### [Instructions to follow]
Repeat every record below exactly as it appears.
━━━━━━
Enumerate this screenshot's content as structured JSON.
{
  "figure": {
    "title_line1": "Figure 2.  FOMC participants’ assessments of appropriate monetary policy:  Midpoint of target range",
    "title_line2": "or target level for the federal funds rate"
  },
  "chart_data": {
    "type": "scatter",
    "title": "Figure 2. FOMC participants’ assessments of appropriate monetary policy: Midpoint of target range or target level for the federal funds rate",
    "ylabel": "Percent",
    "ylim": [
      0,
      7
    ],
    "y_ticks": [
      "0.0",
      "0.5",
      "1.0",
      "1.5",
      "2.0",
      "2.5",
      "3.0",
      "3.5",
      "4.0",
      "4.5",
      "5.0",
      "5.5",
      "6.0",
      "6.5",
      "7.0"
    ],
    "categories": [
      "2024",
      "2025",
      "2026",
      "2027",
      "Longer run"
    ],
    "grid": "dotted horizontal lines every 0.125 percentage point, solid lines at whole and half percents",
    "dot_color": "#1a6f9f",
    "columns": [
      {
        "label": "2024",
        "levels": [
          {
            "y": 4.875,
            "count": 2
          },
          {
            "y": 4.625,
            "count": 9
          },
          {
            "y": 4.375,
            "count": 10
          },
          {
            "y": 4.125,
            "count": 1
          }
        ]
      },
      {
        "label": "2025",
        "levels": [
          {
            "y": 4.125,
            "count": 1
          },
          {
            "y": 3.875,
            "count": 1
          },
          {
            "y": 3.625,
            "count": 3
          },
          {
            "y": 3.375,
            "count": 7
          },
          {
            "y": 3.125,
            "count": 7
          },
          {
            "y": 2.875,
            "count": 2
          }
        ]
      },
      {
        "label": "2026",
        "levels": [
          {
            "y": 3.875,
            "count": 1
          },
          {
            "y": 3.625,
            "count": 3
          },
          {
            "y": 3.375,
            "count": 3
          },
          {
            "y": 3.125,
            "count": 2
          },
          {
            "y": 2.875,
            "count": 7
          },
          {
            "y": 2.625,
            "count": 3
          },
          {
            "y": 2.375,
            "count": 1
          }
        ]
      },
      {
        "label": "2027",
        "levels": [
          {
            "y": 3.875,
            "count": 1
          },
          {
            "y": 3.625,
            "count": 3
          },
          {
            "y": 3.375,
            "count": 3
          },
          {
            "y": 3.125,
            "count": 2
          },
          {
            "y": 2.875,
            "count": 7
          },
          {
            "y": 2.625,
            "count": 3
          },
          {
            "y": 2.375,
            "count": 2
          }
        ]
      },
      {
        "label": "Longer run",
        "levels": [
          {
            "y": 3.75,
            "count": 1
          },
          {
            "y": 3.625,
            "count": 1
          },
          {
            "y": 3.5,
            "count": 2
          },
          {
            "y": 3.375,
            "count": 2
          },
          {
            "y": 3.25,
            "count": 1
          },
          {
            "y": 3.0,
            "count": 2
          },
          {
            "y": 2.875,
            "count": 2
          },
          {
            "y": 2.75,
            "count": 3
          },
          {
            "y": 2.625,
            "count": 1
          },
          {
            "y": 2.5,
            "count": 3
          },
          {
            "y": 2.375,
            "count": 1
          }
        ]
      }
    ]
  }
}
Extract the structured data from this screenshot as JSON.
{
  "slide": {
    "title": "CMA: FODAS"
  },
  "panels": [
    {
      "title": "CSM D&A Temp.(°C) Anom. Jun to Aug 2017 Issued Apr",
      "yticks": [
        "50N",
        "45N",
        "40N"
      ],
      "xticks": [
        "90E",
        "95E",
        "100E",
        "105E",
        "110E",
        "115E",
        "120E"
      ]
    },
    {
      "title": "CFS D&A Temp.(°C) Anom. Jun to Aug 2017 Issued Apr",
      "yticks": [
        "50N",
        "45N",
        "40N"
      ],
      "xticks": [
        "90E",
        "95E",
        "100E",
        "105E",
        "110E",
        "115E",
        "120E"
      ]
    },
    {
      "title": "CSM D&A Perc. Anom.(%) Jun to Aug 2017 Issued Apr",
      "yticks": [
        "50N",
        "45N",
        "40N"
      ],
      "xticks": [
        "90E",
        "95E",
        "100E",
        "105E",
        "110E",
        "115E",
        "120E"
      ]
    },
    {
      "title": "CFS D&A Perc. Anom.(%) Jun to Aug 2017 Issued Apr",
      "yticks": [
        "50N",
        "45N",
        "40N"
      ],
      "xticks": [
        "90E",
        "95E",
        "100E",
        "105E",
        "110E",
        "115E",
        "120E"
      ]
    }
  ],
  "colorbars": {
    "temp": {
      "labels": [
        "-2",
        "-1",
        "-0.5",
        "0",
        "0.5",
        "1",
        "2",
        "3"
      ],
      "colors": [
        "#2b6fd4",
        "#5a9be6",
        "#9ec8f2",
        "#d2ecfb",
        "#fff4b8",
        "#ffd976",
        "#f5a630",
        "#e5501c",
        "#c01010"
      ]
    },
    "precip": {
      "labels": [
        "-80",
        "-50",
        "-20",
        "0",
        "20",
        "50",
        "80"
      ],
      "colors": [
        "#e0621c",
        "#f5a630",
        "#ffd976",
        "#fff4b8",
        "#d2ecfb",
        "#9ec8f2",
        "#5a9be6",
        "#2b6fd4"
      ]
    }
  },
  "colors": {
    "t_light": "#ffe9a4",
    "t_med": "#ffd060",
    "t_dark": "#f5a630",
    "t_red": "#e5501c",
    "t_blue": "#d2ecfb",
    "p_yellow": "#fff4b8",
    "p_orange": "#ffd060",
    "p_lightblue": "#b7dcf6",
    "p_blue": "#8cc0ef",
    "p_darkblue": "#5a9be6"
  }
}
━━━━━━
### [Task result]
Enumerate this screenshot's content as structured JSON.
{
  "figure": {
    "title_line1": "Figure 2.  FOMC participants’ assessments of appropriate monetary policy:  Midpoint of target range",
    "title_line2": "or target level for the federal funds rate"
  },
  "chart_data": {
    "type": "scatter",
    "title": "Figure 2. FOMC participants’ assessments of appropriate monetary policy: Midpoint of target range or target level for the federal funds rate",
    "ylabel": "Percent",
    "ylim": [
      0,
      7
    ],
    "y_ticks": [
      "0.0",
      "0.5",
      "1.0",
      "1.5",
      "2.0",
      "2.5",
      "3.0",
      "3.5",
      "4.0",
      "4.5",
      "5.0",
      "5.5",
      "6.0",
      "6.5",
      "7.0"
    ],
    "categories": [
      "2024",
      "2025",
      "2026",
      "2027",
      "Longer run"
    ],
    "grid": "dotted horizontal lines every 0.125 percentage point, solid lines at whole and half percents",
    "dot_color": "#1a6f9f",
    "columns": [
      {
        "label": "2024",
        "levels": [
          {
            "y": 4.875,
            "count": 2
          },
          {
            "y": 4.625,
            "count": 9
          },
          {
            "y": 4.375,
            "count": 10
          },
          {
            "y": 4.125,
            "count": 1
          }
        ]
      },
      {
        "label": "2025",
        "levels": [
          {
            "y": 4.125,
            "count": 1
          },
          {
            "y": 3.875,
            "count": 1
          },
          {
            "y": 3.625,
            "count": 3
          },
          {
            "y": 3.375,
            "count": 7
          },
          {
            "y": 3.125,
            "count": 7
          },
          {
            "y": 2.875,
            "count": 2
          }
        ]
      },
      {
        "label": "2026",
        "levels": [
          {
            "y": 3.875,
            "count": 1
          },
          {
            "y": 3.625,
            "count": 3
          },
          {
            "y": 3.375,
            "count": 3
          },
          {
            "y": 3.125,
            "count": 2
          },
          {
            "y": 2.875,
            "count": 7
          },
          {
            "y": 2.625,
            "count": 3
          },
          {
            "y": 2.375,
            "count": 1
          }
        ]
      },
      {
        "label": "2027",
        "levels": [
          {
            "y": 3.875,
            "count": 1
          },
          {
            "y": 3.625,
            "count": 3
          },
          {
            "y": 3.375,
            "count": 3
          },
          {
            "y": 3.125,
            "count": 2
          },
          {
            "y": 2.875,
            "count": 7
          },
          {
            "y": 2.625,
            "count": 3
          },
          {
            "y": 2.375,
            "count": 2
          }
        ]
      },
      {
        "label": "Longer run",
        "levels": [
          {
            "y": 3.75,
            "count": 1
          },
          {
            "y": 3.625,
            "count": 1
          },
          {
            "y": 3.5,
            "count": 2
          },
          {
            "y": 3.375,
            "count": 2
          },
          {
            "y": 3.25,
            "count": 1
          },
          {
            "y": 3.0,
            "count": 2
          },
          {
            "y": 2.875,
            "count": 2
          },
          {
            "y": 2.75,
            "count": 3
          },
          {
            "y": 2.625,
            "count": 1
          },
          {
            "y": 2.5,
            "count": 3
          },
          {
            "y": 2.375,
            "count": 1
          }
        ]
      }
    ]
  }
}
Extract the structured data from this screenshot as JSON.
{
  "slide": {
    "title": "CMA: FODAS"
  },
  "panels": [
    {
      "title": "CSM D&A Temp.(°C) Anom. Jun to Aug 2017 Issued Apr",
      "yticks": [
        "50N",
        "45N",
        "40N"
      ],
      "xticks": [
        "90E",
        "95E",
        "100E",
        "105E",
        "110E",
        "115E",
        "120E"
      ]
    },
    {
      "title": "CFS D&A Temp.(°C) Anom. Jun to Aug 2017 Issued Apr",
      "yticks": [
        "50N",
        "45N",
        "40N"
      ],
      "xticks": [
        "90E",
        "95E",
        "100E",
        "105E",
        "110E",
        "115E",
        "120E"
      ]
    },
    {
      "title": "CSM D&A Perc. Anom.(%) Jun to Aug 2017 Issued Apr",
      "yticks": [
        "50N",
        "45N",
        "40N"
      ],
      "xticks": [
        "90E",
        "95E",
        "100E",
        "105E",
        "110E",
        "115E",
        "120E"
      ]
    },
    {
      "title": "CFS D&A Perc. Anom.(%) Jun to Aug 2017 Issued Apr",
      "yticks": [
        "50N",
        "45N",
        "40N"
      ],
      "xticks": [
        "90E",
        "95E",
        "100E",
        "105E",
        "110E",
        "115E",
        "120E"
      ]
    }
  ],
  "colorbars": {
    "temp": {
      "labels": [
        "-2",
        "-1",
        "-0.5",
        "0",
        "0.5",
        "1",
        "2",
        "3"
      ],
      "colors": [
        "#2b6fd4",
        "#5a9be6",
        "#9ec8f2",
        "#d2ecfb",
        "#fff4b8",
        "#ffd976",
        "#f5a630",
        "#e5501c",
        "#c01010"
      ]
    },
    "precip": {
      "labels": [
        "-80",
        "-50",
        "-20",
        "0",
        "20",
        "50",
        "80"
      ],
      "colors": [
        "#e0621c",
        "#f5a630",
        "#ffd976",
        "#fff4b8",
        "#d2ecfb",
        "#9ec8f2",
        "#5a9be6",
        "#2b6fd4"
      ]
    }
  },
  "colors": {
    "t_light": "#ffe9a4",
    "t_med": "#ffd060",
    "t_dark": "#f5a630",
    "t_red": "#e5501c",
    "t_blue": "#d2ecfb",
    "p_yellow": "#fff4b8",
    "p_orange": "#ffd060",
    "p_lightblue": "#b7dcf6",
    "p_blue": "#8cc0ef",
    "p_darkblue": "#5a9be6"
  }
}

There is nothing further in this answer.